==== Data for the task ====
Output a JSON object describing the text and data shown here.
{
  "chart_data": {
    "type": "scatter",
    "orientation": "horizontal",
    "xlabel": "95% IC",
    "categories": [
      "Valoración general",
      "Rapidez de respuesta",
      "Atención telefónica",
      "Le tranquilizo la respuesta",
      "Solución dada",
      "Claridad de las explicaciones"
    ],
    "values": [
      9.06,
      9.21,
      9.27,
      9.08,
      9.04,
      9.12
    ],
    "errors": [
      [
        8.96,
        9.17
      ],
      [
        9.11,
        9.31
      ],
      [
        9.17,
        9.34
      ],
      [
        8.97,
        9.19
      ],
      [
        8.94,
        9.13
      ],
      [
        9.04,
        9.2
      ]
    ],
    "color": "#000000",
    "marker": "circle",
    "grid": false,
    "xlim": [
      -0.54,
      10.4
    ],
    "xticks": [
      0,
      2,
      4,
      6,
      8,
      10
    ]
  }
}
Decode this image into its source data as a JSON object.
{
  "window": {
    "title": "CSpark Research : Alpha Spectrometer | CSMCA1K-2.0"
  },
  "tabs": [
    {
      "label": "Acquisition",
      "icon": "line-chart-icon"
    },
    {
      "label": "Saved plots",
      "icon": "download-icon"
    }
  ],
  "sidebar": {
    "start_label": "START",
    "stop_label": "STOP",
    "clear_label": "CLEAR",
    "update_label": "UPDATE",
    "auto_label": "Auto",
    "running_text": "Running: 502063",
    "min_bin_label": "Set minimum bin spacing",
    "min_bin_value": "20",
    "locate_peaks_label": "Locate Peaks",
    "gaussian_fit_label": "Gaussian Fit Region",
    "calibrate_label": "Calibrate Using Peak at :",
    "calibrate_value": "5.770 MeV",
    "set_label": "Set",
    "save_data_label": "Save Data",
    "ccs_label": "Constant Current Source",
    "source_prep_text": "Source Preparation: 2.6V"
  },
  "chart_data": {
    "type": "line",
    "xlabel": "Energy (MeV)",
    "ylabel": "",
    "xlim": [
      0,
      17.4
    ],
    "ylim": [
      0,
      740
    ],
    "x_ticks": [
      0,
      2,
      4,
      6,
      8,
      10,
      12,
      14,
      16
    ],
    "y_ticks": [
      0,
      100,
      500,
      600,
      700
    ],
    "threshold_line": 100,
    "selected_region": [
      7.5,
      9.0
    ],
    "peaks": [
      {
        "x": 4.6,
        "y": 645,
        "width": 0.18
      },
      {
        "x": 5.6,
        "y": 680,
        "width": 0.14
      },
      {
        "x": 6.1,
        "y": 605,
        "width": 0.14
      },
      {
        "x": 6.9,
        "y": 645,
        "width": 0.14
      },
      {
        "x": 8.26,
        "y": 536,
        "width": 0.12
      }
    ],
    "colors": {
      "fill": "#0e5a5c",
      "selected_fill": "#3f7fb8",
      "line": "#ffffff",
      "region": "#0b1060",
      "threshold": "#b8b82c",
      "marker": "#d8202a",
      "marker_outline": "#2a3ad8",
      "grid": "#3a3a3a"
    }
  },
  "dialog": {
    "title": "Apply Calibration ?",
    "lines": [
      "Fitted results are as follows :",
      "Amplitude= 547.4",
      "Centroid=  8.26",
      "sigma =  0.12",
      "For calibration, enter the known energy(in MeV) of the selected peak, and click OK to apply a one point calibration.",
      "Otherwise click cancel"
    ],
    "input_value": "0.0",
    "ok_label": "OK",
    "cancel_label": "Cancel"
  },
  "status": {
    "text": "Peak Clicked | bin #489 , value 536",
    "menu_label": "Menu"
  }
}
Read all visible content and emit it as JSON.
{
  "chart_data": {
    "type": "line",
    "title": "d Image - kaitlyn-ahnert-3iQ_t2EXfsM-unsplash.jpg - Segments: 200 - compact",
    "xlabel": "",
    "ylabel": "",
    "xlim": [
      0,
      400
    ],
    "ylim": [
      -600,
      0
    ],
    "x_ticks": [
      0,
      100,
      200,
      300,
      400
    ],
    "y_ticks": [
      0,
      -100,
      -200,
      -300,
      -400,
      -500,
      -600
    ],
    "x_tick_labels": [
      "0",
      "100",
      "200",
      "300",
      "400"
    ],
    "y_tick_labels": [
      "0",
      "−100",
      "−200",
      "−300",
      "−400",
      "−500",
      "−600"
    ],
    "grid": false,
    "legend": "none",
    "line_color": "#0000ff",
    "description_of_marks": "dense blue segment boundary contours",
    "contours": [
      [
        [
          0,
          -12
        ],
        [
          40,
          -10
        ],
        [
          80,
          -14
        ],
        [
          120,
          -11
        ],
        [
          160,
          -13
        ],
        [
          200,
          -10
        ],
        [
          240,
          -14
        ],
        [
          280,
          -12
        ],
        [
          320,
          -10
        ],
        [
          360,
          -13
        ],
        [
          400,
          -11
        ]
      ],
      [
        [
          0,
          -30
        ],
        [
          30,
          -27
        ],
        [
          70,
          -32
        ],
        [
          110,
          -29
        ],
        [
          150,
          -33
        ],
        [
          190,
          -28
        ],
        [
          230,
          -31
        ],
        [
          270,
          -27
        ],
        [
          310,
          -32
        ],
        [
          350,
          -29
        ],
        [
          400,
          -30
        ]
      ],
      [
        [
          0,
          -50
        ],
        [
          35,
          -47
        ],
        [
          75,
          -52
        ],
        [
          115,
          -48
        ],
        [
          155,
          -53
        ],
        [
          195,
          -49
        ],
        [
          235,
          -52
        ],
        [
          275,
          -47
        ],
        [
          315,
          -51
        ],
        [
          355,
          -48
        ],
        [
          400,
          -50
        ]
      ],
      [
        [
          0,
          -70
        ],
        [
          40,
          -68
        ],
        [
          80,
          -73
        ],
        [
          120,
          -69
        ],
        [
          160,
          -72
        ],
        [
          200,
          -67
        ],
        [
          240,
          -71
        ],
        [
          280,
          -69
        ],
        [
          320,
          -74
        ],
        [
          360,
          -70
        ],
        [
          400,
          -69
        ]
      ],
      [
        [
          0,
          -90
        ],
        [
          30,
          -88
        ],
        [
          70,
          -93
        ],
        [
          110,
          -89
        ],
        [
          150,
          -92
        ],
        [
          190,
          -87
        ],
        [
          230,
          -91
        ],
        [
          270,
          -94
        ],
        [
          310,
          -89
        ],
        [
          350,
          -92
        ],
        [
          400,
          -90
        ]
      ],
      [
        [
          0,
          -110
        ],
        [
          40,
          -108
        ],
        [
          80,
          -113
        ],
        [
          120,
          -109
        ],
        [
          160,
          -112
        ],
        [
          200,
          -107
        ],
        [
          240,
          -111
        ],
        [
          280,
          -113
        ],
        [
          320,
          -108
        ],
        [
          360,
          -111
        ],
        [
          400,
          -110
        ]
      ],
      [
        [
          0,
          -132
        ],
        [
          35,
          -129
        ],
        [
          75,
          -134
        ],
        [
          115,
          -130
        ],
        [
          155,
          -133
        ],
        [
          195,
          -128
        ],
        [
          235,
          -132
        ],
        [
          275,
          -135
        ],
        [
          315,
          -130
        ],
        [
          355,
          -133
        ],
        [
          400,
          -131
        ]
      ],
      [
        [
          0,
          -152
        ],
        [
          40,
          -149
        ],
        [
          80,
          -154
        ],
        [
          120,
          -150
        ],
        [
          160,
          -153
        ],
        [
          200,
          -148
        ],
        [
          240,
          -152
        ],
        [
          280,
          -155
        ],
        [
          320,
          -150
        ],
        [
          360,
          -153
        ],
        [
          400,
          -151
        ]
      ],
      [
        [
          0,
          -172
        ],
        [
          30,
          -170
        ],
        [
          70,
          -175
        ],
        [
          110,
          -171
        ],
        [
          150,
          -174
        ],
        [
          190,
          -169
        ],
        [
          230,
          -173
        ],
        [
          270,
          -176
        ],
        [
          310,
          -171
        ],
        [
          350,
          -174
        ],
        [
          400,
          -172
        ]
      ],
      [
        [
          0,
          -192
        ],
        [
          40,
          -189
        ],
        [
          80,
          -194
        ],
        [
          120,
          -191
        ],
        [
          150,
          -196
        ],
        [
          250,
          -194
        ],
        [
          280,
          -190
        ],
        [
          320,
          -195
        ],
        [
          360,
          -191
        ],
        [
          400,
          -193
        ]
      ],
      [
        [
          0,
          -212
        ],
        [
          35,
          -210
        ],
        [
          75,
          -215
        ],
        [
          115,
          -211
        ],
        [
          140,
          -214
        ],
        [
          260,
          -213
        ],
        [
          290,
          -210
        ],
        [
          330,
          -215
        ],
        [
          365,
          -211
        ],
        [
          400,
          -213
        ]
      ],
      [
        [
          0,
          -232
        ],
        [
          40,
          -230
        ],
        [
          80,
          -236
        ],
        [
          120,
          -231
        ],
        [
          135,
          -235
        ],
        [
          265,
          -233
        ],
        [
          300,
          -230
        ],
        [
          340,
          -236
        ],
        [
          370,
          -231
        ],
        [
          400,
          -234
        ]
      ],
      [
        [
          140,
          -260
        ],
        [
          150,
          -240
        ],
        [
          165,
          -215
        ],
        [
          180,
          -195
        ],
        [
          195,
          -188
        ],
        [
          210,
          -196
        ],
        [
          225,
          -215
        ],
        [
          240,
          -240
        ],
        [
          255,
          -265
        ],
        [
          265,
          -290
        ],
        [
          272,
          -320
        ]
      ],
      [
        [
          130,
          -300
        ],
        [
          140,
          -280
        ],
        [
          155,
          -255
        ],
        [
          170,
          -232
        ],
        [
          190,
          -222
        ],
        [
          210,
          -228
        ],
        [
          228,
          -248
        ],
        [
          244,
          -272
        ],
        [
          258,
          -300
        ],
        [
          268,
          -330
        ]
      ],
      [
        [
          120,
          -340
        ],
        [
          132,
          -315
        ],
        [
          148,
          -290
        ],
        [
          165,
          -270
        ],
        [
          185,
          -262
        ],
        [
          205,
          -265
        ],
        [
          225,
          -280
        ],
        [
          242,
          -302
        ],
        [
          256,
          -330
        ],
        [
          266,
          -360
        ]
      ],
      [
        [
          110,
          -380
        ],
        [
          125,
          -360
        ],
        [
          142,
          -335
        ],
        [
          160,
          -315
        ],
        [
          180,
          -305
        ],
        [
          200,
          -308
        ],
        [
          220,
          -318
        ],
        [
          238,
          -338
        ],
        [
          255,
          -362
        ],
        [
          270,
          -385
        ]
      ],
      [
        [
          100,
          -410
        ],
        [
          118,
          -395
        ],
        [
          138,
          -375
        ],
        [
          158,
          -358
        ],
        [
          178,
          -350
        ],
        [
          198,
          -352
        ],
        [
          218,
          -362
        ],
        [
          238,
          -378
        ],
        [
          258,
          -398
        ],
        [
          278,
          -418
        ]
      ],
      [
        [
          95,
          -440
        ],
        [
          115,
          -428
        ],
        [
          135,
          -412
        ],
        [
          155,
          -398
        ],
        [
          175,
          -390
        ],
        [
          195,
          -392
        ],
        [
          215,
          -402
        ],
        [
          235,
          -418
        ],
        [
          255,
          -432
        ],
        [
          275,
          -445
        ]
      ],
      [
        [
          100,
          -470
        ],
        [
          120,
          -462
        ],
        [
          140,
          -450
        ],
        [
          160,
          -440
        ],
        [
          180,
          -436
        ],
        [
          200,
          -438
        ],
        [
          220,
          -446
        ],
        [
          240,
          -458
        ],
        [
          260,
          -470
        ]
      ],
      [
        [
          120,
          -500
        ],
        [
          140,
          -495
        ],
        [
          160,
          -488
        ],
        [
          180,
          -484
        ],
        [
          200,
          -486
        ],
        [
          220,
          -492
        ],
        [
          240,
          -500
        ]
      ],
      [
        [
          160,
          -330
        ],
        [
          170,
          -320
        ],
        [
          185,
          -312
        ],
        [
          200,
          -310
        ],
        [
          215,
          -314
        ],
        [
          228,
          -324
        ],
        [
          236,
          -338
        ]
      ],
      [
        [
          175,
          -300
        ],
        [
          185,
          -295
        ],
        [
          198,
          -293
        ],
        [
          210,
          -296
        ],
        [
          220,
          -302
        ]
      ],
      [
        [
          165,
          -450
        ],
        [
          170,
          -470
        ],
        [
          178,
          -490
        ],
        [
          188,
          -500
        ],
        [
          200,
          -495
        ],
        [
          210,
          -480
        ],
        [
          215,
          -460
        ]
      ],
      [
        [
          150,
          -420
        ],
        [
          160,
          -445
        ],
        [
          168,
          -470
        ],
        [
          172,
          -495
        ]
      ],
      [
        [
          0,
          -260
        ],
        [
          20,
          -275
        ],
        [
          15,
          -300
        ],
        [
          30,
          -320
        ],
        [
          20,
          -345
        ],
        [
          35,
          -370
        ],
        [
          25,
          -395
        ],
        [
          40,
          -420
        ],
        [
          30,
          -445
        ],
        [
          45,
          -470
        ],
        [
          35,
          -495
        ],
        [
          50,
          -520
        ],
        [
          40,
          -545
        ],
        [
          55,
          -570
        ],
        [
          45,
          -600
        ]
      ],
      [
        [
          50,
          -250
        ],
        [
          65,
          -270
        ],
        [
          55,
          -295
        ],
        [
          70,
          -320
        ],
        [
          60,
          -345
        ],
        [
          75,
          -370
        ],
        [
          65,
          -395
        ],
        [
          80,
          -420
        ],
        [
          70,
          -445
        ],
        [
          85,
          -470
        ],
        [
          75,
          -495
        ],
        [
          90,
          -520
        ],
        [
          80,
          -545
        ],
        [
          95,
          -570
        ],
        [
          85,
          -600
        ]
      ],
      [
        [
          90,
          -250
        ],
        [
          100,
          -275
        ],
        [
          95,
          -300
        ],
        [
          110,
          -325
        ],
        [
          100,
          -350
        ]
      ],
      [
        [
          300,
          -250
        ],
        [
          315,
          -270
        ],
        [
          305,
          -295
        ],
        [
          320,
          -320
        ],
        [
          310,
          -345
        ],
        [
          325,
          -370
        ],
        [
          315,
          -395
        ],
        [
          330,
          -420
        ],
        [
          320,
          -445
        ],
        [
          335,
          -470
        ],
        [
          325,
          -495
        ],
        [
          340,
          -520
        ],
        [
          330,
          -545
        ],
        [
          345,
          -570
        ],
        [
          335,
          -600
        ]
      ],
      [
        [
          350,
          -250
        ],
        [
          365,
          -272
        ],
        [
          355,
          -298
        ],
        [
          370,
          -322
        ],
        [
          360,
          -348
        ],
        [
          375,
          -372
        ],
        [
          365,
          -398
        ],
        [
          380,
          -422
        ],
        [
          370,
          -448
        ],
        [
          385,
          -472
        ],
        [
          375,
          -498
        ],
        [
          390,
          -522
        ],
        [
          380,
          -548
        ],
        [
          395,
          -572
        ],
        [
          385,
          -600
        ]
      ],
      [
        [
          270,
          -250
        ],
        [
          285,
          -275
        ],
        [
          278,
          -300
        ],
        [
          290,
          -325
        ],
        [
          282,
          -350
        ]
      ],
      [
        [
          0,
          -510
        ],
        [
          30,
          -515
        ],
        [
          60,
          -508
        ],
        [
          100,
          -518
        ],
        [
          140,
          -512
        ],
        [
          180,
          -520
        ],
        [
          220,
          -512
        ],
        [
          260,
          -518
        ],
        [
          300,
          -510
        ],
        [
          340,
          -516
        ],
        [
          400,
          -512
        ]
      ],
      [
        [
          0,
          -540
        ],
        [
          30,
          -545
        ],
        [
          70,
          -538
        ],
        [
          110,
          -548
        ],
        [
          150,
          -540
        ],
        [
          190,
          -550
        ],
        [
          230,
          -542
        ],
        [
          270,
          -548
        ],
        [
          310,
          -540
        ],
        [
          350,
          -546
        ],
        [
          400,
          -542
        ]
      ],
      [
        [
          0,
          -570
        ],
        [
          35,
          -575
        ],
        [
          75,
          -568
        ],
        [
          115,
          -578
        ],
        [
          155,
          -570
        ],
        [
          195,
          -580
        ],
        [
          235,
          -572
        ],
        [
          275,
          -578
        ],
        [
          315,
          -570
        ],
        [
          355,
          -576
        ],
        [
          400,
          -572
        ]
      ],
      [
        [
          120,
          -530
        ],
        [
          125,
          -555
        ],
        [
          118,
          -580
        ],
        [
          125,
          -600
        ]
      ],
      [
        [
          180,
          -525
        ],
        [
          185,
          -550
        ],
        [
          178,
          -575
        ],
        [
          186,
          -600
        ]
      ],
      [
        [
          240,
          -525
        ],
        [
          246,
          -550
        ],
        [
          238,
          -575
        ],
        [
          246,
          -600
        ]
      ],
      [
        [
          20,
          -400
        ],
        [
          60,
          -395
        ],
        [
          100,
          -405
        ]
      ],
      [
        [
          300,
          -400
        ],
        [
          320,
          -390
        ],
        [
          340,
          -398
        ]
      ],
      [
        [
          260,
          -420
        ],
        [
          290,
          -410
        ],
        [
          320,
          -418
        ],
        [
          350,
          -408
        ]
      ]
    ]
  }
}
====
[What is needed] Which lines of the data above contain "object"? Copy each one.

[Full output]
Output a JSON object describing the text and data shown here.
Decode this image into its source data as a JSON object.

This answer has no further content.